# Recorded data
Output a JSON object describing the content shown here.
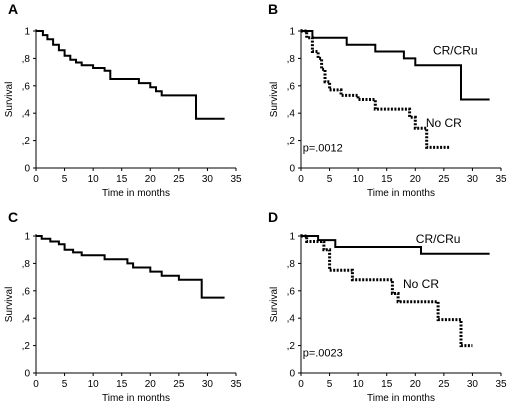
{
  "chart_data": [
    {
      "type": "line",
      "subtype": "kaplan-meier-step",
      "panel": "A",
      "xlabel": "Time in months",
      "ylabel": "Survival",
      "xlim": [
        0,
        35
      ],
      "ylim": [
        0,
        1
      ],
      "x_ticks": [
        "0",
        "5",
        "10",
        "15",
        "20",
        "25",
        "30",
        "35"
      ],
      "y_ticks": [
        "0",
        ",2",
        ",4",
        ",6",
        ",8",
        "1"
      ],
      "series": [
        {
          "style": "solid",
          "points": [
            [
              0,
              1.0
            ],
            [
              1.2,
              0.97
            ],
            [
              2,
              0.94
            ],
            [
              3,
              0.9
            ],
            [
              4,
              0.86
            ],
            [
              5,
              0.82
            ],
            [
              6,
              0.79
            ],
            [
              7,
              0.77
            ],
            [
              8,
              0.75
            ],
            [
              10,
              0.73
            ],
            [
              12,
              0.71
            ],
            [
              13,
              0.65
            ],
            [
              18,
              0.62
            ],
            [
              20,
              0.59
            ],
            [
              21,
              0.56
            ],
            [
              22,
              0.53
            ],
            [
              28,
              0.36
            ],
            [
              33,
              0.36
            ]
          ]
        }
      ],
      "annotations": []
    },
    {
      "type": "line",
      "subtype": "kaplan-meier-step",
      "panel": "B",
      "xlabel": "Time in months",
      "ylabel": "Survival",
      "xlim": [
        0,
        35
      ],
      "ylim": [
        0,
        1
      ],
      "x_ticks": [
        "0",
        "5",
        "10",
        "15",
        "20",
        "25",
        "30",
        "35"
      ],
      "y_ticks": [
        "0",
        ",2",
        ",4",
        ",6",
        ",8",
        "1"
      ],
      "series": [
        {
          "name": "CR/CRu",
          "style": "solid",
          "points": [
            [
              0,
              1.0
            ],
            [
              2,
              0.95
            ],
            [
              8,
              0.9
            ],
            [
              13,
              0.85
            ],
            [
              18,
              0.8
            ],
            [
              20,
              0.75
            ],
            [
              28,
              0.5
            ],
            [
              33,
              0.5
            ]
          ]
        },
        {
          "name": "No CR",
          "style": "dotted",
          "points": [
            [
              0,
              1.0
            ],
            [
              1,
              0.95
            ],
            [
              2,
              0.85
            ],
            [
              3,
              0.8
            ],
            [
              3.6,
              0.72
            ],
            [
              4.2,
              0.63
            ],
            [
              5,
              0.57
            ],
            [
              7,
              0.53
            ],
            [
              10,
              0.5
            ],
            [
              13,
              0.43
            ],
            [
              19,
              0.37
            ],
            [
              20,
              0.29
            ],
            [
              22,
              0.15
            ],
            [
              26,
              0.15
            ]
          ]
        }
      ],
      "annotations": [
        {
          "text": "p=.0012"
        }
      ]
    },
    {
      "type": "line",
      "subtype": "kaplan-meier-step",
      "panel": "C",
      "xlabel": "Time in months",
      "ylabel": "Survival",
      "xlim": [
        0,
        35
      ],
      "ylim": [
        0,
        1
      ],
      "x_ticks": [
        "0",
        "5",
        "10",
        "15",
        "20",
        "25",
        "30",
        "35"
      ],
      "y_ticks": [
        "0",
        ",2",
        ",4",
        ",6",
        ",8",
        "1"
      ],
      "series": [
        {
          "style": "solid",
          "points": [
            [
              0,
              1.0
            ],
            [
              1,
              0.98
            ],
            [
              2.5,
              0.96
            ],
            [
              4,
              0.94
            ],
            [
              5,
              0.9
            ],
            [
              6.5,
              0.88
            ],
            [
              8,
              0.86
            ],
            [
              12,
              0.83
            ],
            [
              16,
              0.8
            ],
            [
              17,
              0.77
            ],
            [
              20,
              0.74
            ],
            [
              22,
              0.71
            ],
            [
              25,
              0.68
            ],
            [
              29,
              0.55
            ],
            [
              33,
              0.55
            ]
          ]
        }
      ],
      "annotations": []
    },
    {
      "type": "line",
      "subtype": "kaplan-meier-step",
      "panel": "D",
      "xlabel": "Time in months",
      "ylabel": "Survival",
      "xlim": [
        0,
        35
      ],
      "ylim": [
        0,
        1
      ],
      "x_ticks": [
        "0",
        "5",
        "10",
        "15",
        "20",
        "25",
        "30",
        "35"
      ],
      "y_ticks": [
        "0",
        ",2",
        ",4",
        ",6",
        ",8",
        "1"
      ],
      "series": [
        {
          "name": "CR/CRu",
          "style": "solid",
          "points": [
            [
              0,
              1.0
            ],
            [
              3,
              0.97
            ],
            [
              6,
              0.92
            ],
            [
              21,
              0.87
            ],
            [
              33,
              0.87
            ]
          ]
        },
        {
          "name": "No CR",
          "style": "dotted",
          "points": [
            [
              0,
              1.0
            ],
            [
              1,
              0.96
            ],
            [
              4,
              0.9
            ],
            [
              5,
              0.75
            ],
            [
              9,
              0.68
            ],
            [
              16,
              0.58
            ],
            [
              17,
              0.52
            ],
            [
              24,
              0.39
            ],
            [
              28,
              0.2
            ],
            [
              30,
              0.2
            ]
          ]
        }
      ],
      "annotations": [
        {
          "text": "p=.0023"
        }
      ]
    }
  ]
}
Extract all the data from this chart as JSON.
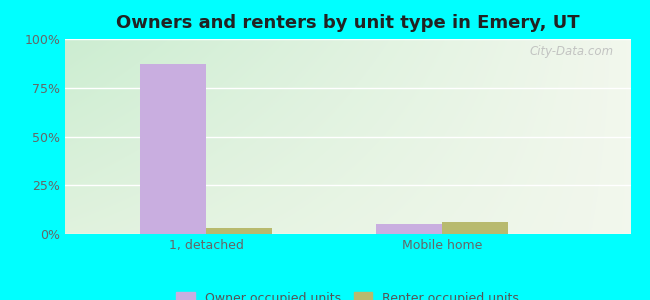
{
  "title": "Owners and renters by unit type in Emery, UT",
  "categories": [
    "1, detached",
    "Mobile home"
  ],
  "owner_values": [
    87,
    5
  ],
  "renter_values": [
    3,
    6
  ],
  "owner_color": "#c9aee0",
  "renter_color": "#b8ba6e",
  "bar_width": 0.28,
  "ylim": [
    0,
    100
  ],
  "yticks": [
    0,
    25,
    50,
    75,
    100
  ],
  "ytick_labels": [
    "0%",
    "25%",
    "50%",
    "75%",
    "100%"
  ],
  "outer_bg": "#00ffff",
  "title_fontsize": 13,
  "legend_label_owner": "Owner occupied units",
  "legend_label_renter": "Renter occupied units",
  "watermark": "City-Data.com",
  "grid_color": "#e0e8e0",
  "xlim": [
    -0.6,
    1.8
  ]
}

# What is required
Repeat the data in full and exactly. Omit pictures.

# Full output
Output a JSON object describing the content shown here.
{
  "chart_data": [
    {
      "type": "line",
      "subtype": "kaplan-meier-step",
      "panel": "A",
      "xlabel": "Time in months",
      "ylabel": "Survival",
      "xlim": [
        0,
        35
      ],
      "ylim": [
        0,
        1
      ],
      "x_ticks": [
        "0",
        "5",
        "10",
        "15",
        "20",
        "25",
        "30",
        "35"
      ],
      "y_ticks": [
        "0",
        ",2",
        ",4",
        ",6",
        ",8",
        "1"
      ],
      "series": [
        {
          "style": "solid",
          "points": [
            [
              0,
              1.0
            ],
            [
              1.2,
              0.97
            ],
            [
              2,
              0.94
            ],
            [
              3,
              0.9
            ],
            [
              4,
              0.86
            ],
            [
              5,
              0.82
            ],
            [
              6,
              0.79
            ],
            [
              7,
              0.77
            ],
            [
              8,
              0.75
            ],
            [
              10,
              0.73
            ],
            [
              12,
              0.71
            ],
            [
              13,
              0.65
            ],
            [
              18,
              0.62
            ],
            [
              20,
              0.59
            ],
            [
              21,
              0.56
            ],
            [
              22,
              0.53
            ],
            [
              28,
              0.36
            ],
            [
              33,
              0.36
            ]
          ]
        }
      ],
      "annotations": []
    },
    {
      "type": "line",
      "subtype": "kaplan-meier-step",
      "panel": "B",
      "xlabel": "Time in months",
      "ylabel": "Survival",
      "xlim": [
        0,
        35
      ],
      "ylim": [
        0,
        1
      ],
      "x_ticks": [
        "0",
        "5",
        "10",
        "15",
        "20",
        "25",
        "30",
        "35"
      ],
      "y_ticks": [
        "0",
        ",2",
        ",4",
        ",6",
        ",8",
        "1"
      ],
      "series": [
        {
          "name": "CR/CRu",
          "style": "solid",
          "points": [
            [
              0,
              1.0
            ],
            [
              2,
              0.95
            ],
            [
              8,
              0.9
            ],
            [
              13,
              0.85
            ],
            [
              18,
              0.8
            ],
            [
              20,
              0.75
            ],
            [
              28,
              0.5
            ],
            [
              33,
              0.5
            ]
          ]
        },
        {
          "name": "No CR",
          "style": "dotted",
          "points": [
            [
              0,
              1.0
            ],
            [
              1,
              0.95
            ],
            [
              2,
              0.85
            ],
            [
              3,
              0.8
            ],
            [
              3.6,
              0.72
            ],
            [
              4.2,
              0.63
            ],
            [
              5,
              0.57
            ],
            [
              7,
              0.53
            ],
            [
              10,
              0.5
            ],
            [
              13,
              0.43
            ],
            [
              19,
              0.37
            ],
            [
              20,
              0.29
            ],
            [
              22,
              0.15
            ],
            [
              26,
              0.15
            ]
          ]
        }
      ],
      "annotations": [
        {
          "text": "p=.0012"
        }
      ]
    },
    {
      "type": "line",
      "subtype": "kaplan-meier-step",
      "panel": "C",
      "xlabel": "Time in months",
      "ylabel": "Survival",
      "xlim": [
        0,
        35
      ],
      "ylim": [
        0,
        1
      ],
      "x_ticks": [
        "0",
        "5",
        "10",
        "15",
        "20",
        "25",
        "30",
        "35"
      ],
      "y_ticks": [
        "0",
        ",2",
        ",4",
        ",6",
        ",8",
        "1"
      ],
      "series": [
        {
          "style": "solid",
          "points": [
            [
              0,
              1.0
            ],
            [
              1,
              0.98
            ],
            [
              2.5,
              0.96
            ],
            [
              4,
              0.94
            ],
            [
              5,
              0.9
            ],
            [
              6.5,
              0.88
            ],
            [
              8,
              0.86
            ],
            [
              12,
              0.83
            ],
            [
              16,
              0.8
            ],
            [
              17,
              0.77
            ],
            [
              20,
              0.74
            ],
            [
              22,
              0.71
            ],
            [
              25,
              0.68
            ],
            [
              29,
              0.55
            ],
            [
              33,
              0.55
            ]
          ]
        }
      ],
      "annotations": []
    },
    {
      "type": "line",
      "subtype": "kaplan-meier-step",
      "panel": "D",
      "xlabel": "Time in months",
      "ylabel": "Survival",
      "xlim": [
        0,
        35
      ],
      "ylim": [
        0,
        1
      ],
      "x_ticks": [
        "0",
        "5",
        "10",
        "15",
        "20",
        "25",
        "30",
        "35"
      ],
      "y_ticks": [
        "0",
        ",2",
        ",4",
        ",6",
        ",8",
        "1"
      ],
      "series": [
        {
          "name": "CR/CRu",
          "style": "solid",
          "points": [
            [
              0,
              1.0
            ],
            [
              3,
              0.97
            ],
            [
              6,
              0.92
            ],
            [
              21,
              0.87
            ],
            [
              33,
              0.87
            ]
          ]
        },
        {
          "name": "No CR",
          "style": "dotted",
          "points": [
            [
              0,
              1.0
            ],
            [
              1,
              0.96
            ],
            [
              4,
              0.9
            ],
            [
              5,
              0.75
            ],
            [
              9,
              0.68
            ],
            [
              16,
              0.58
            ],
            [
              17,
              0.52
            ],
            [
              24,
              0.39
            ],
            [
              28,
              0.2
            ],
            [
              30,
              0.2
            ]
          ]
        }
      ],
      "annotations": [
        {
          "text": "p=.0023"
        }
      ]
    }
  ]
}
Extract all the data from this chart as JSON.
{
  "title": "Owners and renters by unit type in Emery, UT",
  "categories": [
    "1, detached",
    "Mobile home"
  ],
  "owner_values": [
    87,
    5
  ],
  "renter_values": [
    3,
    6
  ],
  "owner_color": "#c9aee0",
  "renter_color": "#b8ba6e",
  "bar_width": 0.28,
  "ylim": [
    0,
    100
  ],
  "yticks": [
    0,
    25,
    50,
    75,
    100
  ],
  "ytick_labels": [
    "0%",
    "25%",
    "50%",
    "75%",
    "100%"
  ],
  "outer_bg": "#00ffff",
  "title_fontsize": 13,
  "legend_label_owner": "Owner occupied units",
  "legend_label_renter": "Renter occupied units",
  "watermark": "City-Data.com",
  "grid_color": "#e0e8e0",
  "xlim": [
    -0.6,
    1.8
  ]
}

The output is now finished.